#### GIVEN PROBLEM
Reproduce without any change every line from the one containing "empty-state-text: 还没有收藏任何课程哦~: [873, 460, 1005, 474]" down to the one containing "close-icon[interactable]: [1056, 8, 1074, 26]", including both of those lines.
··········
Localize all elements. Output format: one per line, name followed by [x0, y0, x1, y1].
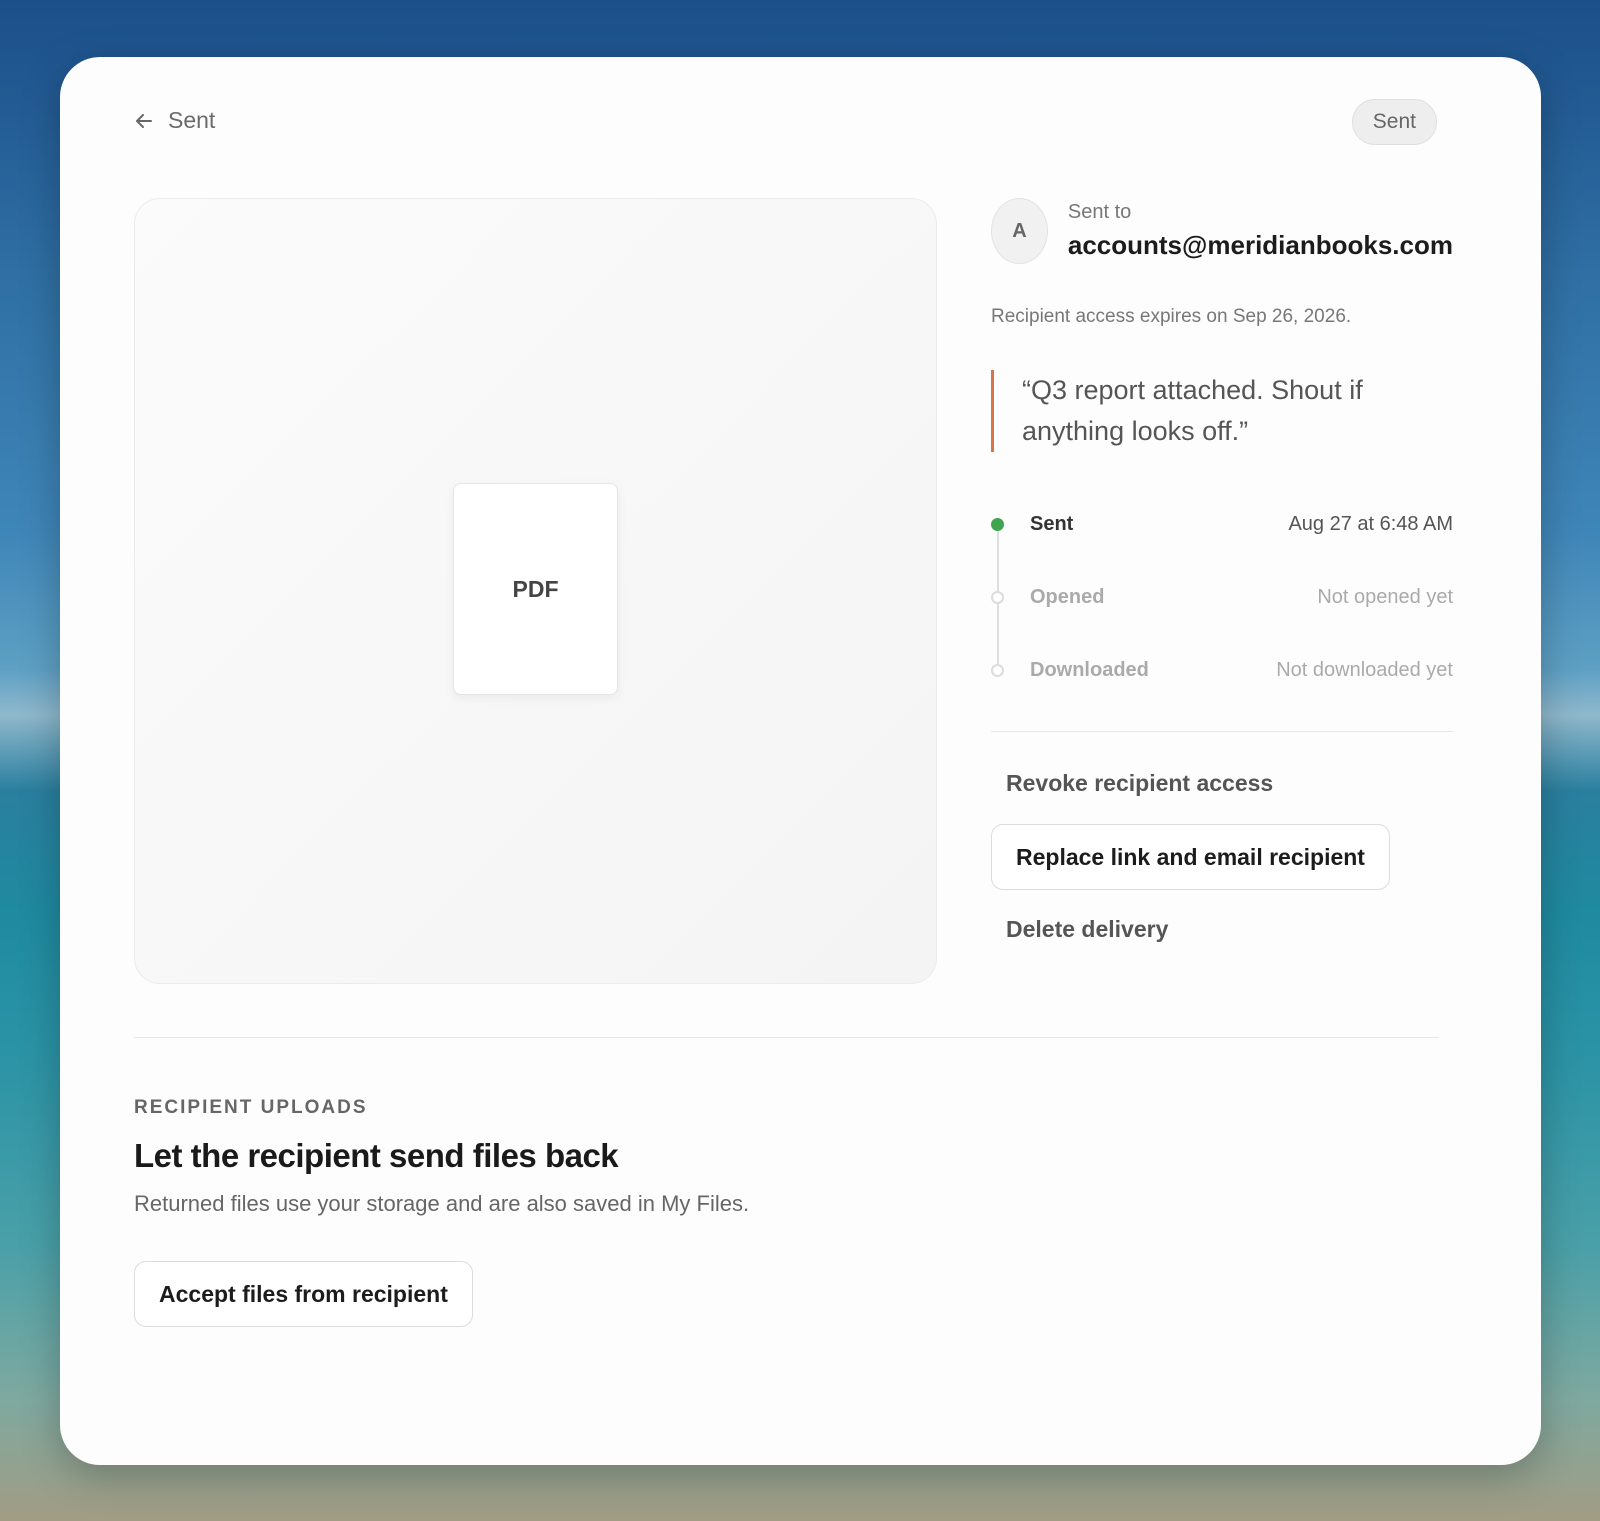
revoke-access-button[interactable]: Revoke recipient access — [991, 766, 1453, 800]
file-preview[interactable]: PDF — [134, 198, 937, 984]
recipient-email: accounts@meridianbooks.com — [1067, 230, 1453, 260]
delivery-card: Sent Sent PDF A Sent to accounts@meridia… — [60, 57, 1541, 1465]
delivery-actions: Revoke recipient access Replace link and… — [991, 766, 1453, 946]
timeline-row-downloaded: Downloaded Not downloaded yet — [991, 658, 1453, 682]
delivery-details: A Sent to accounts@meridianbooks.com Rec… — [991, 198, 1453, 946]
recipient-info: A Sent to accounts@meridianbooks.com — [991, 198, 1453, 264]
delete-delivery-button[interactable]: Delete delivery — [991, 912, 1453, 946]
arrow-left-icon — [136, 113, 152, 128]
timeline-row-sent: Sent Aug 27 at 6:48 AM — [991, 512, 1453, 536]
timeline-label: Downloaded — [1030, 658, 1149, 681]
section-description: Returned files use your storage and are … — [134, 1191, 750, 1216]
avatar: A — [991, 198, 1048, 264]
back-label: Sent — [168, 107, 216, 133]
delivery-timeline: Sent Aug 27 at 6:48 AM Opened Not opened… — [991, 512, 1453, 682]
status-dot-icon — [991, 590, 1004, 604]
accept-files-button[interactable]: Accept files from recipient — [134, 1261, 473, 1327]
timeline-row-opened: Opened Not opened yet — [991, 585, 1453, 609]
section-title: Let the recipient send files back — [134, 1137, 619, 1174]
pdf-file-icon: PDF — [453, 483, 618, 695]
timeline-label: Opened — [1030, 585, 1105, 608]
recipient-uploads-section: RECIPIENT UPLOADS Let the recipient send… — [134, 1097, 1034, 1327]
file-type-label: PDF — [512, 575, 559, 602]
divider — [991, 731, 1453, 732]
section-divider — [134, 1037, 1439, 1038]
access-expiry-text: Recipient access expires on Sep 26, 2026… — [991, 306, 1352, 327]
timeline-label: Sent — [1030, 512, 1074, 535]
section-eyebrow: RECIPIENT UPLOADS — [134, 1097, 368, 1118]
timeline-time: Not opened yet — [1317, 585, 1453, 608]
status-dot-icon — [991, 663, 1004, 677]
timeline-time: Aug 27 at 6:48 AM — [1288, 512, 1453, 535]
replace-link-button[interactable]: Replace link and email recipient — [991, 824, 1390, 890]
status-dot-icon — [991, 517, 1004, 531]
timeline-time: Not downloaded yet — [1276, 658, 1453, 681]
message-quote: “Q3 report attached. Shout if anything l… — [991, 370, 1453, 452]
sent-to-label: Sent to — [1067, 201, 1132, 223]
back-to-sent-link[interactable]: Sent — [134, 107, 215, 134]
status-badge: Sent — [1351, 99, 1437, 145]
··········
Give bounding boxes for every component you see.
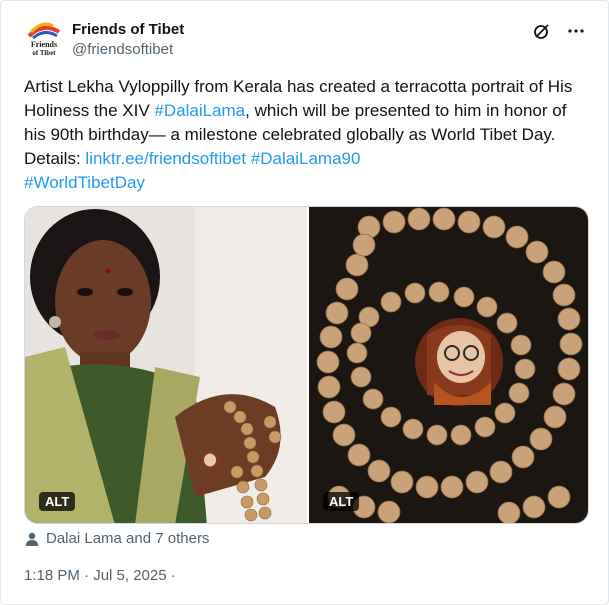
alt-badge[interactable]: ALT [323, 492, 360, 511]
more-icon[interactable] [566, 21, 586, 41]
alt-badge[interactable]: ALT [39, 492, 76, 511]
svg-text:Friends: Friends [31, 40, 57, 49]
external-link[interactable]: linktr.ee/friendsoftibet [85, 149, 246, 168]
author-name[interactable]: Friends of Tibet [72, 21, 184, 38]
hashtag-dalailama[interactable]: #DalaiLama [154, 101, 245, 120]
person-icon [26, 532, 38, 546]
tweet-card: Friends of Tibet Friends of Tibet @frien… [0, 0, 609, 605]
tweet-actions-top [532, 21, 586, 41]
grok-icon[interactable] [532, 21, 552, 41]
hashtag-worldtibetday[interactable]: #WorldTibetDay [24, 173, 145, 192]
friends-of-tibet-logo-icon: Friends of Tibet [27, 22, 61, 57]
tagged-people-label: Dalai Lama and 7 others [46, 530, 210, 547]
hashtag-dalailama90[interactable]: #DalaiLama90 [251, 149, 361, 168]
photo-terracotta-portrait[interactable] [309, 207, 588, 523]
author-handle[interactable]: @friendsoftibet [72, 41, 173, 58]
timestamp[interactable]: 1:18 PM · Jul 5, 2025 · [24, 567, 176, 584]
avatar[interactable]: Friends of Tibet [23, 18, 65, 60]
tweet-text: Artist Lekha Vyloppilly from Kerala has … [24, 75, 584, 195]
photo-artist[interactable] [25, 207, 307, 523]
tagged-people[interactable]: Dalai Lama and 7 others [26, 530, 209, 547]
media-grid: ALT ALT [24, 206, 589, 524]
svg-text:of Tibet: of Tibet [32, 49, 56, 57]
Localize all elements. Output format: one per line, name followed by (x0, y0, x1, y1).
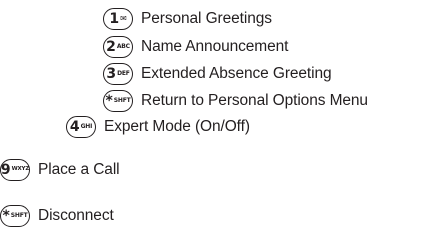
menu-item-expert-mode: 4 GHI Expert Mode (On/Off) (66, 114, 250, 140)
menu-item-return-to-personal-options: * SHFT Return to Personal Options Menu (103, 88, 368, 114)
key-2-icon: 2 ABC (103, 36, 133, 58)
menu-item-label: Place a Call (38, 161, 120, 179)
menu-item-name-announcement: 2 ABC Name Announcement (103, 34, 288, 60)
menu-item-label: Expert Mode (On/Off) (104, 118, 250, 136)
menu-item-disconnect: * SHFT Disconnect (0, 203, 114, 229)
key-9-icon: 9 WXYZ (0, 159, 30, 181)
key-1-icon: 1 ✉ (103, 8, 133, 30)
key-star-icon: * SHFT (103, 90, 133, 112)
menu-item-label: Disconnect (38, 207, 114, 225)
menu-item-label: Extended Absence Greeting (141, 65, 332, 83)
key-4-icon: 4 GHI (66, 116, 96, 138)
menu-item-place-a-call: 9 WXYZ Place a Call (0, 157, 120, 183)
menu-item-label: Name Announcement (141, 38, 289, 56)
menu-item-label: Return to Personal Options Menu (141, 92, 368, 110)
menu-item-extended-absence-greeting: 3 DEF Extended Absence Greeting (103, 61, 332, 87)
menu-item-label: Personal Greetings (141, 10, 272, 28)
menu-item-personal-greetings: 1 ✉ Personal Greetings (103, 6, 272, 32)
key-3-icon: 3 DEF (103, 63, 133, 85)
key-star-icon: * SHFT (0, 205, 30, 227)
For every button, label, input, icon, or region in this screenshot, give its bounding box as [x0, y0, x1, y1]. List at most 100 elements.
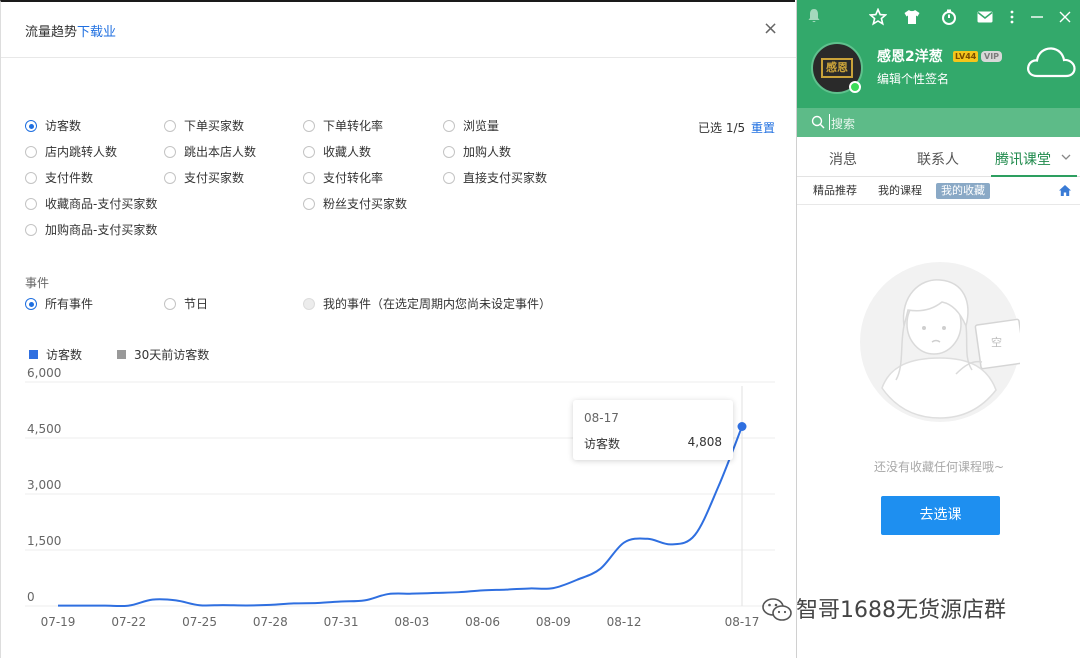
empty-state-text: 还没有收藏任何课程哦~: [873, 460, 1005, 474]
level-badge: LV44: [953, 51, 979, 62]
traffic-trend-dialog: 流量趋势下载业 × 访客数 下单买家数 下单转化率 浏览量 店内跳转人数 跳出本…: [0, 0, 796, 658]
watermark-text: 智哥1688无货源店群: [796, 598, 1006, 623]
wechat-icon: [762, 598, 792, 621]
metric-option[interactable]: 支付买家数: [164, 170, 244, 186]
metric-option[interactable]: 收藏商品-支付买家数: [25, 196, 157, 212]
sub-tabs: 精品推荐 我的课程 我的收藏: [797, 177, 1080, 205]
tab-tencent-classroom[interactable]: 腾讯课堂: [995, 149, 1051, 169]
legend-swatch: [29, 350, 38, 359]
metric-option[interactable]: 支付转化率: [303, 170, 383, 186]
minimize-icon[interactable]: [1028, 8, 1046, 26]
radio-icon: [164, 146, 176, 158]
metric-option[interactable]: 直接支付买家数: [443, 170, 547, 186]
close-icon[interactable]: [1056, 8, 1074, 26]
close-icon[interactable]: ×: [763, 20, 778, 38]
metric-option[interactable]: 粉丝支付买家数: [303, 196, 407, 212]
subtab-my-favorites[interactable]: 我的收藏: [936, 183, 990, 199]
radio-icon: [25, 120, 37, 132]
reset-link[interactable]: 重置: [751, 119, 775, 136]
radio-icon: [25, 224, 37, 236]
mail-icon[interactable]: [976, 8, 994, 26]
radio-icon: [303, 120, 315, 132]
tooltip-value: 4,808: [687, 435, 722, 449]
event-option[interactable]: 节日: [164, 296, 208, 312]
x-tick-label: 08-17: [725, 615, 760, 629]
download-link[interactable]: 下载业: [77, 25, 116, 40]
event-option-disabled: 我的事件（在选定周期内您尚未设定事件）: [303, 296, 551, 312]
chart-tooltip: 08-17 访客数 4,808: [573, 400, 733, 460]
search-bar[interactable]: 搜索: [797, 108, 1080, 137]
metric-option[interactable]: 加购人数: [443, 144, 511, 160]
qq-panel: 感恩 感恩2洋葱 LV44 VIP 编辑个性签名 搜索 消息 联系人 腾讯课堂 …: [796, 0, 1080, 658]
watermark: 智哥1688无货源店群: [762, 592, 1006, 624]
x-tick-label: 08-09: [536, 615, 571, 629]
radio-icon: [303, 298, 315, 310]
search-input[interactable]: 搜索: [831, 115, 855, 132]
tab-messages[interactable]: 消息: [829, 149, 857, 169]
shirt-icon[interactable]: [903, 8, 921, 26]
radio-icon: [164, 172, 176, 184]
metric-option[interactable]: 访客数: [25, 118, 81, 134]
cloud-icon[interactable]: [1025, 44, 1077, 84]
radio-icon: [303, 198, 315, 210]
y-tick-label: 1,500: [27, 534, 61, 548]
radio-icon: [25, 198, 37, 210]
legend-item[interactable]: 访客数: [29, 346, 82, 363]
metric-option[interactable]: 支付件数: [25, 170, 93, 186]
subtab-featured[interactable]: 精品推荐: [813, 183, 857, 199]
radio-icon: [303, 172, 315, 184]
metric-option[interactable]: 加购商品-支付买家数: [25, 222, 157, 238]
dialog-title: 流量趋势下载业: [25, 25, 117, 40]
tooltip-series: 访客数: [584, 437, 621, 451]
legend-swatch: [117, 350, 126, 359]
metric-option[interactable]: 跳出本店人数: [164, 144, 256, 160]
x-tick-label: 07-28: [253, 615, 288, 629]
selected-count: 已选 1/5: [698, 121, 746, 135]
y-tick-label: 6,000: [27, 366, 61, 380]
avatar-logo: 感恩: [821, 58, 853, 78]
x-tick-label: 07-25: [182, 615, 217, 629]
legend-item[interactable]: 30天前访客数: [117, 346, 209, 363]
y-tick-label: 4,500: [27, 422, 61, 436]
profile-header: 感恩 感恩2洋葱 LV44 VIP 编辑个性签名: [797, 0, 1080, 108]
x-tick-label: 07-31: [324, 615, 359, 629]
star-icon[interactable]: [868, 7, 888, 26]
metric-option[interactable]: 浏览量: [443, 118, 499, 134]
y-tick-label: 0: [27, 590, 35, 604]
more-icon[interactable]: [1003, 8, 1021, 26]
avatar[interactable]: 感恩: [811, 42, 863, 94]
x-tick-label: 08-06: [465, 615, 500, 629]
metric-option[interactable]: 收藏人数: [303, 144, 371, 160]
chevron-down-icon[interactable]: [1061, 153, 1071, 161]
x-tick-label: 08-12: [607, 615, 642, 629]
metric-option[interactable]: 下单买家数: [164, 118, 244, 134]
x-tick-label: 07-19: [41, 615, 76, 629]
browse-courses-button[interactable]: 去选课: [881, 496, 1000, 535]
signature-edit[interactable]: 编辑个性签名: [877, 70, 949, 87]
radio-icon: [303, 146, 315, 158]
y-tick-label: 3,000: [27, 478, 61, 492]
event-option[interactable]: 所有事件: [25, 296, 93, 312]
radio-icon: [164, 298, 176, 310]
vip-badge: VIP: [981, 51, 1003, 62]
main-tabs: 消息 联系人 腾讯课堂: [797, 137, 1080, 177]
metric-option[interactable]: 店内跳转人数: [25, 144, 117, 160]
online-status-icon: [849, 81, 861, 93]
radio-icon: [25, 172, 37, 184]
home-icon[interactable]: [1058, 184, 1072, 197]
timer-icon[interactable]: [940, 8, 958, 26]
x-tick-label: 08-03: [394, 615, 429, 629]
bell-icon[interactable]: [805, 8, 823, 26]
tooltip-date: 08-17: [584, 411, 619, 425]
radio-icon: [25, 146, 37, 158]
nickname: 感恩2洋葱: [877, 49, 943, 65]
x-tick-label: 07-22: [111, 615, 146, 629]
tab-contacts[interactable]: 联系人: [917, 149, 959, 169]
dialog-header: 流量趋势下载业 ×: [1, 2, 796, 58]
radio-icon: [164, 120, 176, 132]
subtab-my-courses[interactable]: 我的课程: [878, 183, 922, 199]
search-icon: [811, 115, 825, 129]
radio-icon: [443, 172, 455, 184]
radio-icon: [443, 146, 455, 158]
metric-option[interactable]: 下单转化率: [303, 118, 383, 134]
··········
#### THE RESPONSE
empty-state-text: 还没有收藏任何课程哦~: [873, 460, 1005, 474]
level-badge: LV44: [953, 51, 979, 62]
traffic-trend-dialog: 流量趋势下载业 × 访客数 下单买家数 下单转化率 浏览量 店内跳转人数 跳出本…: [0, 0, 796, 658]
watermark-text: 智哥1688无货源店群: [796, 598, 1006, 623]
wechat-icon: [762, 598, 792, 621]
metric-option[interactable]: 支付买家数: [164, 170, 244, 186]
metric-option[interactable]: 收藏商品-支付买家数: [25, 196, 157, 212]
sub-tabs: 精品推荐 我的课程 我的收藏: [797, 177, 1080, 205]
tab-tencent-classroom[interactable]: 腾讯课堂: [995, 149, 1051, 169]
legend-swatch: [29, 350, 38, 359]
metric-option[interactable]: 支付转化率: [303, 170, 383, 186]
minimize-icon[interactable]: [1028, 8, 1046, 26]
radio-icon: [164, 146, 176, 158]
metric-option[interactable]: 直接支付买家数: [443, 170, 547, 186]
close-icon[interactable]: [1056, 8, 1074, 26]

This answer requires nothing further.